Text segment:
Pyrazole is an organic compound with the formula (CH)3N2H. It is a heterocycle characterized as an azole with a 5-membered ring of three carbon atoms and two adjacent nitrogen atoms, which are in ortho-substitution. Pyrazoles are also a class of compounds that have the ring C_{3}N_{2} with adjacent nitrogen atoms. Pyrazole itself has few applications but many substituted pyrazoles are of commercial interest. Notable drugs containing a pyrazole ring are celecoxib (celebrex) and the anabolic steroid stanozolol.

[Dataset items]
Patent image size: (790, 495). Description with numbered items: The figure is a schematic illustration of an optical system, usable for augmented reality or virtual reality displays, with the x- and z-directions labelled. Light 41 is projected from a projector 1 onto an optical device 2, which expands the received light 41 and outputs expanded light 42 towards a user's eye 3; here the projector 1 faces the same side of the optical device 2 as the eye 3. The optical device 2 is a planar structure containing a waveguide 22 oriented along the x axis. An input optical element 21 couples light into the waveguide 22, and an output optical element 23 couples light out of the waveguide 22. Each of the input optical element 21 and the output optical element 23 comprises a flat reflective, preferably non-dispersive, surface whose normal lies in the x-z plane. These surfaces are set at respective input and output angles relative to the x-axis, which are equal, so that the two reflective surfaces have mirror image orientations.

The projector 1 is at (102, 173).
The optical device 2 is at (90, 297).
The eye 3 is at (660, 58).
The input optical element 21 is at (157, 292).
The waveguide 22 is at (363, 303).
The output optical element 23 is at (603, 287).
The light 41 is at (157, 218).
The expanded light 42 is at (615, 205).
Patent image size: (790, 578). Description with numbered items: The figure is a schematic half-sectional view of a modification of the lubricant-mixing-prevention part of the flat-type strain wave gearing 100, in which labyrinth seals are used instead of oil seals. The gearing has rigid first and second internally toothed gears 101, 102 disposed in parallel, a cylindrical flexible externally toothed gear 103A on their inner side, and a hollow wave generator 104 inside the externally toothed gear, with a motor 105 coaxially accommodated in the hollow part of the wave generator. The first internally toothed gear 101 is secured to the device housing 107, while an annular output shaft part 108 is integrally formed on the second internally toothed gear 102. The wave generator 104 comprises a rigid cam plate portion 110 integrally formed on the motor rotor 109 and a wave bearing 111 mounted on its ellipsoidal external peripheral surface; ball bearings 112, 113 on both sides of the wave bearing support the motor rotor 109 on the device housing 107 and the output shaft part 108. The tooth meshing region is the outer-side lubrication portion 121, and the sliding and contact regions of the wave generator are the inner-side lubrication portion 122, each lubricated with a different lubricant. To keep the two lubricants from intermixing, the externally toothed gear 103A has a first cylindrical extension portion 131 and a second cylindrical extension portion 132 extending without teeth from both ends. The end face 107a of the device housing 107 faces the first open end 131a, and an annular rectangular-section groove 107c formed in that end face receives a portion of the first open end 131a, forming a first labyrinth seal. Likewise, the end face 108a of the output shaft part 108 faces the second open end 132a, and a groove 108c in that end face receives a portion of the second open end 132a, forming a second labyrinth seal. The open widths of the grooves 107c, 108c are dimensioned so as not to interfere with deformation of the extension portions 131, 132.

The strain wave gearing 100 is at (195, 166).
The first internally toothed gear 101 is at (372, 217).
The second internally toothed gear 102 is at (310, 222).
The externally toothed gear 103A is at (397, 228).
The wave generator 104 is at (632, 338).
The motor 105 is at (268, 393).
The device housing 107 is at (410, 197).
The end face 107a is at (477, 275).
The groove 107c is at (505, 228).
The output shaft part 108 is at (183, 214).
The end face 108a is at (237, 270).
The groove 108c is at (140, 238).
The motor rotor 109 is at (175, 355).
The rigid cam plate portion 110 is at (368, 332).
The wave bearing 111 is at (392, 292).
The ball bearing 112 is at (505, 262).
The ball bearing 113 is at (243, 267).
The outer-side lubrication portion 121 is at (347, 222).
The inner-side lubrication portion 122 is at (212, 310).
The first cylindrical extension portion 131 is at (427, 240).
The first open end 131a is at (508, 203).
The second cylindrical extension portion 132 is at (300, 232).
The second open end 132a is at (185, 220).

Work task:
Answer from the pyrazole text:
(a) How many carbon atoms are in the pyrazole ring?
(b) How are the two nitrogen atoms in the ring positioned relative to each other?
(c) Which anabolic steroid contains a pyrazole ring?
Use only the pyrazole text, not the items.

Finished task:
(a) Three.
(b) They are adjacent, in ortho-substitution.
(c) Stanozolol.